All of the data should be output character for character, except the pictures.

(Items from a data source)

══════════════════════════════

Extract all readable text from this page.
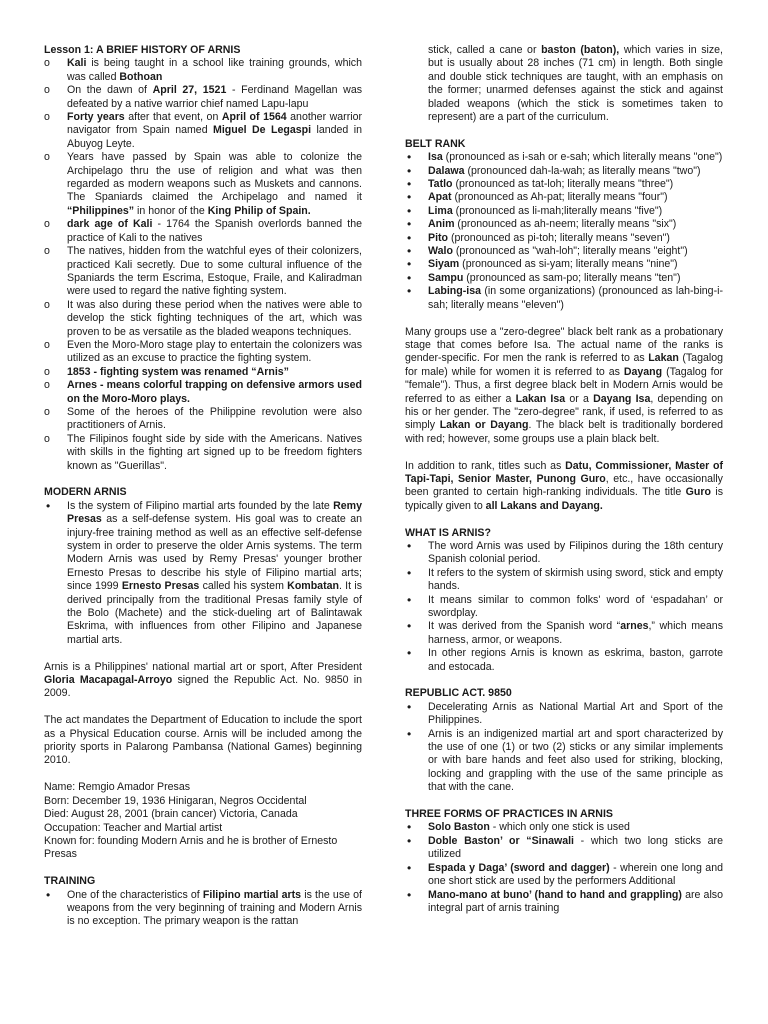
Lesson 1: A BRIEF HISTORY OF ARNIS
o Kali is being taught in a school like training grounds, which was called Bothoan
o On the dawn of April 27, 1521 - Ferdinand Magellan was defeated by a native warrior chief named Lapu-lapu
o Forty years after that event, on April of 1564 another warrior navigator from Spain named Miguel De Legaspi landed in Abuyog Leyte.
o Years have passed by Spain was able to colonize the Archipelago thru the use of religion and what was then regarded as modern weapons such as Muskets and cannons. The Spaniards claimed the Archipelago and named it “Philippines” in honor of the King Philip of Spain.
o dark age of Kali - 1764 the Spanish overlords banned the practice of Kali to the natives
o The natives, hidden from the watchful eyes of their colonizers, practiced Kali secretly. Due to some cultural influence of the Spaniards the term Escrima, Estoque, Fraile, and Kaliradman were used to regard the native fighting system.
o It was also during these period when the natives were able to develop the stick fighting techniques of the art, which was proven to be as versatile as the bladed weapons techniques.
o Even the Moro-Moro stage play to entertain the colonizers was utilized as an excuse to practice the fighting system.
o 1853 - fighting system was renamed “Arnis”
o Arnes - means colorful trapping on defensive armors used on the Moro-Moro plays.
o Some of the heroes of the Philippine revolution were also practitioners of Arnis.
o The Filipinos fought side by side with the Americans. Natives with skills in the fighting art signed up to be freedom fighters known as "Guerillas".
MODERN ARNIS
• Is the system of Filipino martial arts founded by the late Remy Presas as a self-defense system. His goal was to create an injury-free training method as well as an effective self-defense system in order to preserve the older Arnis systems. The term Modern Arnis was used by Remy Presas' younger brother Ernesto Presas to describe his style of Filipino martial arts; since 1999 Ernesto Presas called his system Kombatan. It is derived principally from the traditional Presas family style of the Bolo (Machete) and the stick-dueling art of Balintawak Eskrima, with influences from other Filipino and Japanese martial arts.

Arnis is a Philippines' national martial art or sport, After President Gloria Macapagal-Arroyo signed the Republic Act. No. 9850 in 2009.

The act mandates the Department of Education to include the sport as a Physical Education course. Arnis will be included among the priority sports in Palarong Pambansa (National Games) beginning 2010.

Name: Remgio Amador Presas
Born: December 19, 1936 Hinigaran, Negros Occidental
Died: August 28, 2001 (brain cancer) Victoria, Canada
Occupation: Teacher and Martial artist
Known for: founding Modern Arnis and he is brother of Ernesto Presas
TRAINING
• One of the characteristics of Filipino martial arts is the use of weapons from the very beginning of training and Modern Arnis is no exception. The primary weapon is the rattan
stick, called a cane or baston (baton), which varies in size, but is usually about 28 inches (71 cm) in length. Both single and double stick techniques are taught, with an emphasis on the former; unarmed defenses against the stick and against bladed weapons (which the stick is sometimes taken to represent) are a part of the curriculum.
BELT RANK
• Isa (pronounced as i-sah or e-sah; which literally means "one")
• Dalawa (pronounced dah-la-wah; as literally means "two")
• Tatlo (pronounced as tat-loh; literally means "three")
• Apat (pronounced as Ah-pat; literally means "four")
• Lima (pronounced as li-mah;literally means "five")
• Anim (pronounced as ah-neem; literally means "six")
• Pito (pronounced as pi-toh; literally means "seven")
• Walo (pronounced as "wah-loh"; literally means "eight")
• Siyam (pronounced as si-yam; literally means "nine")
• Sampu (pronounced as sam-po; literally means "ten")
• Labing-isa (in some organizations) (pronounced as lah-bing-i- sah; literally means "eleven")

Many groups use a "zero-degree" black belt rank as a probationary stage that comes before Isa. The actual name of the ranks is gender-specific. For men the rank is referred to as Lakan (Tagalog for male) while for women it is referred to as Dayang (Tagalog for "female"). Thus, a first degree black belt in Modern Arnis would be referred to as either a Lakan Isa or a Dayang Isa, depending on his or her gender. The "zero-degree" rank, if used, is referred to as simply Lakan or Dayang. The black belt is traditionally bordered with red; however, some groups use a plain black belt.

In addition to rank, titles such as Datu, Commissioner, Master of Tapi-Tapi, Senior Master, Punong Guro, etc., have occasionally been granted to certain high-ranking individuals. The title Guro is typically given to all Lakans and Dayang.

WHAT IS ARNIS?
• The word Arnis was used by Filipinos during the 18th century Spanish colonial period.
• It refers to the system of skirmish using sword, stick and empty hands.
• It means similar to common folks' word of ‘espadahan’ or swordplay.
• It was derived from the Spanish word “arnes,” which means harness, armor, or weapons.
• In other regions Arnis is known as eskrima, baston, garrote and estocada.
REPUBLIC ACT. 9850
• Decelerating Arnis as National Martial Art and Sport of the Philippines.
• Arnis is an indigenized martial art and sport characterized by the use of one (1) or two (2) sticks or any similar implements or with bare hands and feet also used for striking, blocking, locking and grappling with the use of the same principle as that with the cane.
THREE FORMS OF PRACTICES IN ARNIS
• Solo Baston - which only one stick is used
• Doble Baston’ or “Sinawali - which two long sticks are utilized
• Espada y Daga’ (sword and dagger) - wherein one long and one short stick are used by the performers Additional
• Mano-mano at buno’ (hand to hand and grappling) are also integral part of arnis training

══════════════════════════════

*Result below*
Extract all readable text from this page.
Lesson 1: A BRIEF HISTORY OF ARNIS
o Kali is being taught in a school like training grounds, which was called Bothoan
o On the dawn of April 27, 1521 - Ferdinand Magellan was defeated by a native warrior chief named Lapu-lapu
o Forty years after that event, on April of 1564 another warrior navigator from Spain named Miguel De Legaspi landed in Abuyog Leyte.
o Years have passed by Spain was able to colonize the Archipelago thru the use of religion and what was then regarded as modern weapons such as Muskets and cannons. The Spaniards claimed the Archipelago and named it “Philippines” in honor of the King Philip of Spain.
o dark age of Kali - 1764 the Spanish overlords banned the practice of Kali to the natives
o The natives, hidden from the watchful eyes of their colonizers, practiced Kali secretly. Due to some cultural influence of the Spaniards the term Escrima, Estoque, Fraile, and Kaliradman were used to regard the native fighting system.
o It was also during these period when the natives were able to develop the stick fighting techniques of the art, which was proven to be as versatile as the bladed weapons techniques.
o Even the Moro-Moro stage play to entertain the colonizers was utilized as an excuse to practice the fighting system.
o 1853 - fighting system was renamed “Arnis”
o Arnes - means colorful trapping on defensive armors used on the Moro-Moro plays.
o Some of the heroes of the Philippine revolution were also practitioners of Arnis.
o The Filipinos fought side by side with the Americans. Natives with skills in the fighting art signed up to be freedom fighters known as "Guerillas".
MODERN ARNIS
• Is the system of Filipino martial arts founded by the late Remy Presas as a self-defense system. His goal was to create an injury-free training method as well as an effective self-defense system in order to preserve the older Arnis systems. The term Modern Arnis was used by Remy Presas' younger brother Ernesto Presas to describe his style of Filipino martial arts; since 1999 Ernesto Presas called his system Kombatan. It is derived principally from the traditional Presas family style of the Bolo (Machete) and the stick-dueling art of Balintawak Eskrima, with influences from other Filipino and Japanese martial arts.

Arnis is a Philippines' national martial art or sport, After President Gloria Macapagal-Arroyo signed the Republic Act. No. 9850 in 2009.

The act mandates the Department of Education to include the sport as a Physical Education course. Arnis will be included among the priority sports in Palarong Pambansa (National Games) beginning 2010.

Name: Remgio Amador Presas
Born: December 19, 1936 Hinigaran, Negros Occidental
Died: August 28, 2001 (brain cancer) Victoria, Canada
Occupation: Teacher and Martial artist
Known for: founding Modern Arnis and he is brother of Ernesto Presas
TRAINING
• One of the characteristics of Filipino martial arts is the use of weapons from the very beginning of training and Modern Arnis is no exception. The primary weapon is the rattan
stick, called a cane or baston (baton), which varies in size, but is usually about 28 inches (71 cm) in length. Both single and double stick techniques are taught, with an emphasis on the former; unarmed defenses against the stick and against bladed weapons (which the stick is sometimes taken to represent) are a part of the curriculum.
BELT RANK
• Isa (pronounced as i-sah or e-sah; which literally means "one")
• Dalawa (pronounced dah-la-wah; as literally means "two")
• Tatlo (pronounced as tat-loh; literally means "three")
• Apat (pronounced as Ah-pat; literally means "four")
• Lima (pronounced as li-mah;literally means "five")
• Anim (pronounced as ah-neem; literally means "six")
• Pito (pronounced as pi-toh; literally means "seven")
• Walo (pronounced as "wah-loh"; literally means "eight")
• Siyam (pronounced as si-yam; literally means "nine")
• Sampu (pronounced as sam-po; literally means "ten")
• Labing-isa (in some organizations) (pronounced as lah-bing-i- sah; literally means "eleven")

Many groups use a "zero-degree" black belt rank as a probationary stage that comes before Isa. The actual name of the ranks is gender-specific. For men the rank is referred to as Lakan (Tagalog for male) while for women it is referred to as Dayang (Tagalog for "female"). Thus, a first degree black belt in Modern Arnis would be referred to as either a Lakan Isa or a Dayang Isa, depending on his or her gender. The "zero-degree" rank, if used, is referred to as simply Lakan or Dayang. The black belt is traditionally bordered with red; however, some groups use a plain black belt.

In addition to rank, titles such as Datu, Commissioner, Master of Tapi-Tapi, Senior Master, Punong Guro, etc., have occasionally been granted to certain high-ranking individuals. The title Guro is typically given to all Lakans and Dayang.

WHAT IS ARNIS?
• The word Arnis was used by Filipinos during the 18th century Spanish colonial period.
• It refers to the system of skirmish using sword, stick and empty hands.
• It means similar to common folks' word of ‘espadahan’ or swordplay.
• It was derived from the Spanish word “arnes,” which means harness, armor, or weapons.
• In other regions Arnis is known as eskrima, baston, garrote and estocada.
REPUBLIC ACT. 9850
• Decelerating Arnis as National Martial Art and Sport of the Philippines.
• Arnis is an indigenized martial art and sport characterized by the use of one (1) or two (2) sticks or any similar implements or with bare hands and feet also used for striking, blocking, locking and grappling with the use of the same principle as that with the cane.
THREE FORMS OF PRACTICES IN ARNIS
• Solo Baston - which only one stick is used
• Doble Baston’ or “Sinawali - which two long sticks are utilized
• Espada y Daga’ (sword and dagger) - wherein one long and one short stick are used by the performers Additional
• Mano-mano at buno’ (hand to hand and grappling) are also integral part of arnis training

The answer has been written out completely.